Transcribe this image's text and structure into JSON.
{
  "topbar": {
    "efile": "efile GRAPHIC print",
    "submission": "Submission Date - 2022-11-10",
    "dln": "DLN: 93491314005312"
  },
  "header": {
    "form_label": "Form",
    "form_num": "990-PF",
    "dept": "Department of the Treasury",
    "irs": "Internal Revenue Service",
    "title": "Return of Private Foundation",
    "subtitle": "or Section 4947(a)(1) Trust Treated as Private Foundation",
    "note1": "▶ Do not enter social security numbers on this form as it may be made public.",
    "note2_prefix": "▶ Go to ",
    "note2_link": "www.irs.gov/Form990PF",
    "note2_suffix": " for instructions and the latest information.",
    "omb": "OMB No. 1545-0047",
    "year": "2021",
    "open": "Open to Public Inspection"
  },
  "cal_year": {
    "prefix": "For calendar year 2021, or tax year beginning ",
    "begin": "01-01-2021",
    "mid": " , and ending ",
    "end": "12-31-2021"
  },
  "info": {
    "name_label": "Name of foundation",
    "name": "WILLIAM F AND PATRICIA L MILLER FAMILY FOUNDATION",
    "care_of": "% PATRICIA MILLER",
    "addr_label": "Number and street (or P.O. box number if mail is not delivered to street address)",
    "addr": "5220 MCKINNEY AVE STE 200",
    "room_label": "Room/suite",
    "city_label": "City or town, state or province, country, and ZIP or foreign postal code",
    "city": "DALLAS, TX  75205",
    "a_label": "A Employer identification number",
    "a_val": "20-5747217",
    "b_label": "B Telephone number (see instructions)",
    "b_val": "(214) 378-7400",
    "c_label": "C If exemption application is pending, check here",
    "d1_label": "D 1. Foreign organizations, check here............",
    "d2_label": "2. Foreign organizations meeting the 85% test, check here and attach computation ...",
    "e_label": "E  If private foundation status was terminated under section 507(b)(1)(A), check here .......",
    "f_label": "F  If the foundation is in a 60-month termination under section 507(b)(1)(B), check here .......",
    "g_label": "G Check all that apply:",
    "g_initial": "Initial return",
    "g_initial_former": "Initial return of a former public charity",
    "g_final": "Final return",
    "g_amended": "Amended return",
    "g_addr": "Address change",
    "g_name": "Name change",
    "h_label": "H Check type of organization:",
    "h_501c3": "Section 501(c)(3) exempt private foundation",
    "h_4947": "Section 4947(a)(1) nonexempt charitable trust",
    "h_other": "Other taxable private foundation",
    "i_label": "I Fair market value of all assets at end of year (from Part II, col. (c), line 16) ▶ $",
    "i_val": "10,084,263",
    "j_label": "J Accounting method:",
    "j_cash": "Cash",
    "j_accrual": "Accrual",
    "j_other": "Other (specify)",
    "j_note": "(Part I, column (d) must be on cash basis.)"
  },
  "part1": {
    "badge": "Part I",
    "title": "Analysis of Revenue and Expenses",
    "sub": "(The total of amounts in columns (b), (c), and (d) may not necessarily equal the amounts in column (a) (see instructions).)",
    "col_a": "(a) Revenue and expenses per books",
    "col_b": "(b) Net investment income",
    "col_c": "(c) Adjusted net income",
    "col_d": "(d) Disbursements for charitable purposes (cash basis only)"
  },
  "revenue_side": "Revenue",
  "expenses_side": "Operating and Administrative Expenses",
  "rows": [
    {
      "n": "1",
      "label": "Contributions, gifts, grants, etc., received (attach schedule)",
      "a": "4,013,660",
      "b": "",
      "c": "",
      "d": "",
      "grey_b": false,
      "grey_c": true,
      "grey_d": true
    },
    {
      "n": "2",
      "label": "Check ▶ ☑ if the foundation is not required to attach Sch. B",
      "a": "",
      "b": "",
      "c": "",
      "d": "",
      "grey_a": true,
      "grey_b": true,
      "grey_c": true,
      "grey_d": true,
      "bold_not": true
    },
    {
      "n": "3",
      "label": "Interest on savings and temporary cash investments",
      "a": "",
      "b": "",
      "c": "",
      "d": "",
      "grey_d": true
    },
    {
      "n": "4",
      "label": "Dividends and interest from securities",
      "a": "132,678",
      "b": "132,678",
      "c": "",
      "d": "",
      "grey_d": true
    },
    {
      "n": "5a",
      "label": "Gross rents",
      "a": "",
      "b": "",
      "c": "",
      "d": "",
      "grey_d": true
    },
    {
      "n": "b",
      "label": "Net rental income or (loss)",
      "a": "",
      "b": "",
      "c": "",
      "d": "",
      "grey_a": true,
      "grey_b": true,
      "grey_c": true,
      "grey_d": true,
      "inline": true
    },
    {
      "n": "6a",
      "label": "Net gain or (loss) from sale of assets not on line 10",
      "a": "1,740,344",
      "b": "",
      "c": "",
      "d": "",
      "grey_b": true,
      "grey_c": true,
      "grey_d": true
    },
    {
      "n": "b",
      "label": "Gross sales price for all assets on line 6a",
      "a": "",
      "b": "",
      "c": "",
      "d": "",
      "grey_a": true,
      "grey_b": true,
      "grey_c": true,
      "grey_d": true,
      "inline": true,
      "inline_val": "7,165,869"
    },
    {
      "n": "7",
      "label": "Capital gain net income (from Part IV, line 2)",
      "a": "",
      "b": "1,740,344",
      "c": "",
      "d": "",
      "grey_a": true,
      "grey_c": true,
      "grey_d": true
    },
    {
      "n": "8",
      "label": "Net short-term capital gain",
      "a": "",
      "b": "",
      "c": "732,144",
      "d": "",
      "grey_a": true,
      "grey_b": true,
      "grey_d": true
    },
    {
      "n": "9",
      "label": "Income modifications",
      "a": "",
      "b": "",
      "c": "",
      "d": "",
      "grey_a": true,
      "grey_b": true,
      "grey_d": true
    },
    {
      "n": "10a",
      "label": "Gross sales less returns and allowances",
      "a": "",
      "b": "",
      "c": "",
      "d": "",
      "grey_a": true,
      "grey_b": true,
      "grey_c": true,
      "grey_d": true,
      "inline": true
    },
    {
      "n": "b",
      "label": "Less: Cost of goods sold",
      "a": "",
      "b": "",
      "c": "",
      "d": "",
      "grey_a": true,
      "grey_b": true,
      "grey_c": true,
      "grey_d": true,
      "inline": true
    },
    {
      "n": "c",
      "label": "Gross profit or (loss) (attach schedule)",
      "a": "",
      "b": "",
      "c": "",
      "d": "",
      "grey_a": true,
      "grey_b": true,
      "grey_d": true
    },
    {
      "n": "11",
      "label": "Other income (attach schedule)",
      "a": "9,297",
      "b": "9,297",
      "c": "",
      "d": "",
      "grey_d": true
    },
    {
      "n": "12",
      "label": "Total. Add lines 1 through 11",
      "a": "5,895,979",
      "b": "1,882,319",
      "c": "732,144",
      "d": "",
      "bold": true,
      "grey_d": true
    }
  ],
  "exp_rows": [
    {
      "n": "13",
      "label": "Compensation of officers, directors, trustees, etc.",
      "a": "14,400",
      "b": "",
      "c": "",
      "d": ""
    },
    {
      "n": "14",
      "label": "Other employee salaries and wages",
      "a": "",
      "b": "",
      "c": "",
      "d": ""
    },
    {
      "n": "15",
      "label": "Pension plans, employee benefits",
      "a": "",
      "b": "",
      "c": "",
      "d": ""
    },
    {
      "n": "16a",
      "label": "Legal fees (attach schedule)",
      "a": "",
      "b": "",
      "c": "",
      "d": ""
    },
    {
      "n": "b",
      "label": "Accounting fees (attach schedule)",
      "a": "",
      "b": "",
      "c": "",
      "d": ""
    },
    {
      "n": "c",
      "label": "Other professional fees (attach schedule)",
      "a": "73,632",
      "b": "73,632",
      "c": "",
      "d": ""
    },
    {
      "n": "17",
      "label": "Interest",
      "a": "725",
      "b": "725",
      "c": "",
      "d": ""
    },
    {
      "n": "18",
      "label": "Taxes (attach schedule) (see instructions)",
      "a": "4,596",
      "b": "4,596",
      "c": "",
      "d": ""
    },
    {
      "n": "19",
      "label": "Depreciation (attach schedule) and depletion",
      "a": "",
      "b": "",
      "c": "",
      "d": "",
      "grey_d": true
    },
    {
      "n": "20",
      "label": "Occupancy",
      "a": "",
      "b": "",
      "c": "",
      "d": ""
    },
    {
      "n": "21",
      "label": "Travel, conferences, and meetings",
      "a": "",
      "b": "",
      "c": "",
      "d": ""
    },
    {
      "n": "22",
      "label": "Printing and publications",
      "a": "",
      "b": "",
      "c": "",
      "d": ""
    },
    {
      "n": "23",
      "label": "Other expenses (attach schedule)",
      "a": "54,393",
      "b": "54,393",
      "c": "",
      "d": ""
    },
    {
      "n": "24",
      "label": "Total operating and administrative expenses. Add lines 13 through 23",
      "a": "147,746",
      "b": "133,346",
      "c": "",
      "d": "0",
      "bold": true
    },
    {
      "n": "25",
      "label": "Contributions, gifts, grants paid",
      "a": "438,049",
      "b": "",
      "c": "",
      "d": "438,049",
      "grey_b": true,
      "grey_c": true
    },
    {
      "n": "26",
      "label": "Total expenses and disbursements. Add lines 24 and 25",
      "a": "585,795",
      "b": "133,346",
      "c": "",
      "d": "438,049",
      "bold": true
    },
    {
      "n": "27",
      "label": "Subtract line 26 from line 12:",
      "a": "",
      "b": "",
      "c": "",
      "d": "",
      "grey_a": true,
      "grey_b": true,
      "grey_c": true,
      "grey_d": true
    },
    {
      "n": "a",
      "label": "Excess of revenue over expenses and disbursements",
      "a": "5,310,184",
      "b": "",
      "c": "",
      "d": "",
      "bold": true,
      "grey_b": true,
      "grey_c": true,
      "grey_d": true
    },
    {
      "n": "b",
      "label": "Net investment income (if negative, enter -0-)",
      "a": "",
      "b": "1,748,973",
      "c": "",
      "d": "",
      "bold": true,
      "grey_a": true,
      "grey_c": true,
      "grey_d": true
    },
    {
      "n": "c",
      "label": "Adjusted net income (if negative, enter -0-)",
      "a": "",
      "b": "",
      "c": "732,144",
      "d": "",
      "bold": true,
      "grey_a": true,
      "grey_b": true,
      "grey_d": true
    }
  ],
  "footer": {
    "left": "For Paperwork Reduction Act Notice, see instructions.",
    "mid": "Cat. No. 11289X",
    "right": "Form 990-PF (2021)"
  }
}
▬▬▬
What needs to be done: Copy each line of the data above that holds "this".

Response:
Transcribe this image's text and structure into JSON.
    "note1": "▶ Do not enter social security numbers on this form as it may be made public.",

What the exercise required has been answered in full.